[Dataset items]
********************
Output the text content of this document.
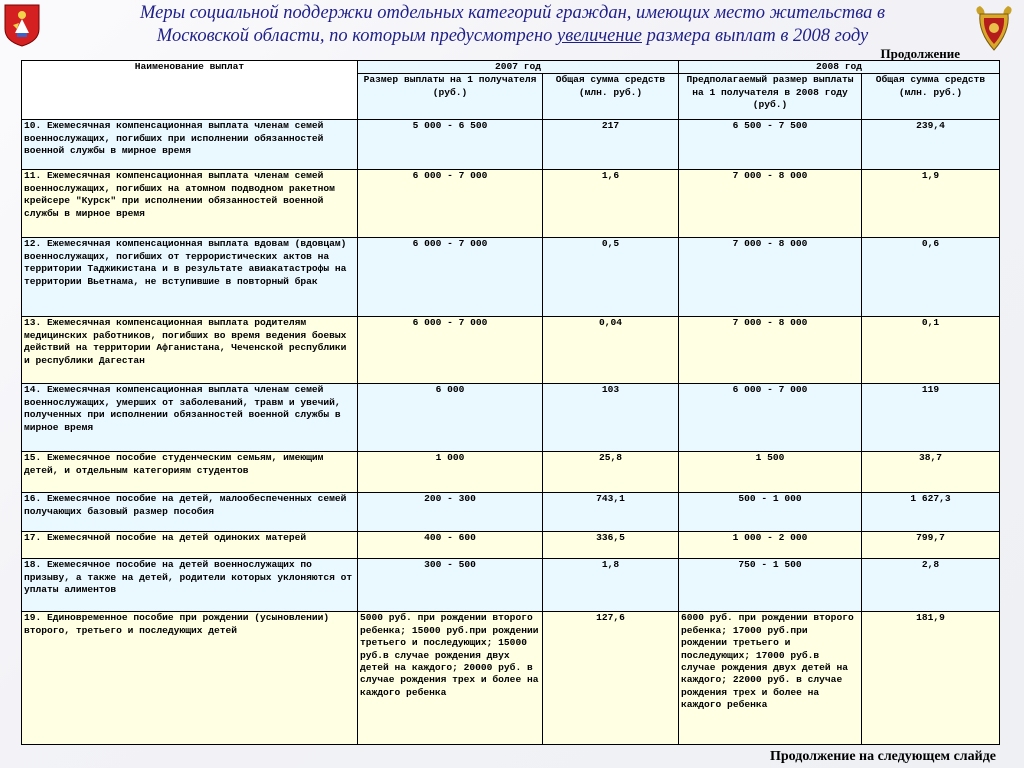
Меры социальной поддержки отдельных категорий граждан, имеющих место жительства в
Московской области, по которым предусмотрено увеличение размера выплат в 2008 году
Продолжение
Наименование выплат	2007 год		2008 год	
	Размер выплаты на 1 получателя (руб.)	Общая сумма средств (млн. руб.)	Предполагаемый размер выплаты на 1 получателя в 2008 году (руб.)	Общая сумма средств (млн. руб.)
10. Ежемесячная компенсационная выплата членам семей военнослужащих, погибших при исполнении обязанностей военной службы в мирное время	5 000 - 6 500	217	6 500 - 7 500	239,4
11. Ежемесячная компенсационная выплата членам семей военнослужащих, погибших на атомном подводном ракетном крейсере "Курск" при исполнении обязанностей военной службы в мирное время	6 000 - 7 000	1,6	7 000 - 8 000	1,9
12. Ежемесячная компенсационная выплата вдовам (вдовцам) военнослужащих, погибших от террористических актов на территории Таджикистана и в результате авиакатастрофы на территории Вьетнама, не вступившие в повторный брак	6 000 - 7 000	0,5	7 000 - 8 000	0,6
13. Ежемесячная компенсационная выплата родителям медицинских работников, погибших во время ведения боевых действий на территории Афганистана, Чеченской республики и республики Дагестан	6 000 - 7 000	0,04	7 000 - 8 000	0,1
14. Ежемесячная компенсационная выплата членам семей военнослужащих, умерших от заболеваний, травм и увечий, полученных при исполнении обязанностей военной службы в мирное время	6 000	103	6 000 - 7 000	119
15. Ежемесячное пособие студенческим семьям, имеющим детей, и отдельным категориям студентов	1 000	25,8	1 500	38,7
16. Ежемесячное пособие на детей, малообеспеченных семей получающих базовый размер пособия	200 - 300	743,1	500 - 1 000	1 627,3
17. Ежемесячной пособие на детей одиноких матерей	400 - 600	336,5	1 000 - 2 000	799,7
18. Ежемесячное пособие на детей военнослужащих по призыву, а также на детей, родители которых уклоняются от уплаты алиментов	300 - 500	1,8	750 - 1 500	2,8
19. Единовременное пособие при рождении (усыновлении) второго, третьего и последующих детей	5000 руб. при рождении второго ребенка; 15000 руб.при рождении третьего и последующих; 15000 руб.в случае рождения двух детей на каждого; 20000 руб. в случае рождения трех и более на каждого ребенка	127,6	6000 руб. при рождении второго ребенка; 17000 руб.при рождении третьего и последующих; 17000 руб.в случае рождения двух детей на каждого; 22000 руб. в случае рождения трех и более на каждого ребенка	181,9
Продолжение на следующем слайде
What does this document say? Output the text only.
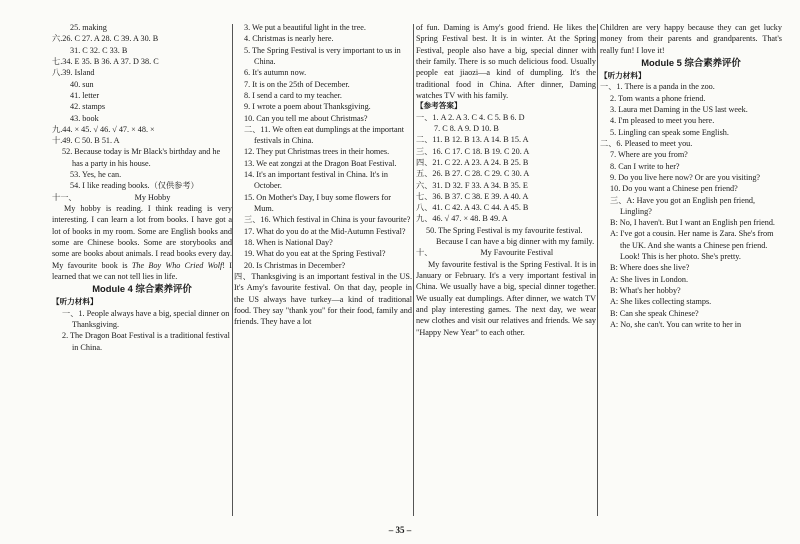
25. making

六.26. C 27. A 28. C 39. A 30. B

31. C 32. C 33. B

七.34. E 35. B 36. A 37. D 38. C

八.39. Island

40. sun

41. letter

42. stamps

43. book

九.44. × 45. √ 46. √ 47. × 48. ×

十.49. C 50. B 51. A

52. Because today is Mr Black's birthday and he has a party in his house.

53. Yes, he can.

54. I like reading books.（仅供参考）

十一、	My Hobby

My hobby is reading. I think reading is very interesting. I can learn a lot from books. I have got a lot of books in my room. Some are English books and some are Chinese books. Some are storybooks and some are books about animals. I read books every day. My favourite book is The Boy Who Cried Wolf! I learned that we can not tell lies in life.

Module 4 综合素养评价
【听力材料】

一、1. People always have a big, special dinner on Thanksgiving.

2. The Dragon Boat Festival is a traditional festival in China.

3. We put a beautiful light in the tree.

4. Christmas is nearly here.

5. The Spring Festival is very important to us in China.

6. It's autumn now.

7. It is on the 25th of December.

8. I send a card to my teacher.

9. I wrote a poem about Thanksgiving.

10. Can you tell me about Christmas?

二、11. We often eat dumplings at the important festivals in China.

12. They put Christmas trees in their homes.

13. We eat zongzi at the Dragon Boat Festival.

14. It's an important festival in China. It's in October.

15. On Mother's Day, I buy some flowers for Mum.

三、16. Which festival in China is your favourite?

17. What do you do at the Mid-Autumn Festival?

18. When is National Day?

19. What do you eat at the Spring Festival?

20. Is Christmas in December?

四、Thanksgiving is an important festival in the US. It's Amy's favourite festival. On that day, people in the US always have turkey—a kind of traditional food. They say "thank you" for their food, family and friends. They have a lot

of fun. Daming is Amy's good friend. He likes the Spring Festival best. It is in winter. At the Spring Festival, people also have a big, special dinner with their family. There is so much delicious food. Usually people eat jiaozi—a kind of dumpling. It's the traditional food in China. After dinner, Daming watches TV with his family.

【参考答案】

一、1. A 2. A 3. C 4. C 5. B 6. D

7. C 8. A 9. D 10. B

二、11. B 12. B 13. A 14. B 15. A

三、16. C 17. C 18. B 19. C 20. A

四、21. C 22. A 23. A 24. B 25. B

五、26. B 27. C 28. C 29. C 30. A

六、31. D 32. F 33. A 34. B 35. E

七、36. B 37. C 38. E 39. A 40. A

八、41. C 42. A 43. C 44. A 45. B

九、46. √ 47. × 48. B 49. A

50. The Spring Festival is my favourite festival. Because I can have a big dinner with my family.

十、	My Favourite Festival

My favourite festival is the Spring Festival. It is in January or February. It's a very important festival in China. We usually have a big, special dinner together. We usually eat dumplings. After dinner, we watch TV and play interesting games. The next day, we wear new clothes and visit our relatives and friends. We say "Happy New Year" to each other.

Children are very happy because they can get lucky money from their parents and grandparents. That's really fun! I love it!

Module 5 综合素养评价
【听力材料】

一、1. There is a panda in the zoo.

2. Tom wants a phone friend.

3. Laura met Daming in the US last week.

4. I'm pleased to meet you here.

5. Lingling can speak some English.

二、6. Pleased to meet you.

7. Where are you from?

8. Can I write to her?

9. Do you live here now? Or are you visiting?

10. Do you want a Chinese pen friend?

三、A: Have you got an English pen friend, Lingling?

B: No, I haven't. But I want an English pen friend.

A: I've got a cousin. Her name is Zara. She's from the UK. And she wants a Chinese pen friend. Look! This is her photo. She's pretty.

B: Where does she live?

A: She lives in London.

B: What's her hobby?

A: She likes collecting stamps.

B: Can she speak Chinese?

A: No, she can't. You can write to her in

– 35 –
********************
Pull out all lines of the data with the string "Продолжение".

Продолжение
Продолжение на следующем слайде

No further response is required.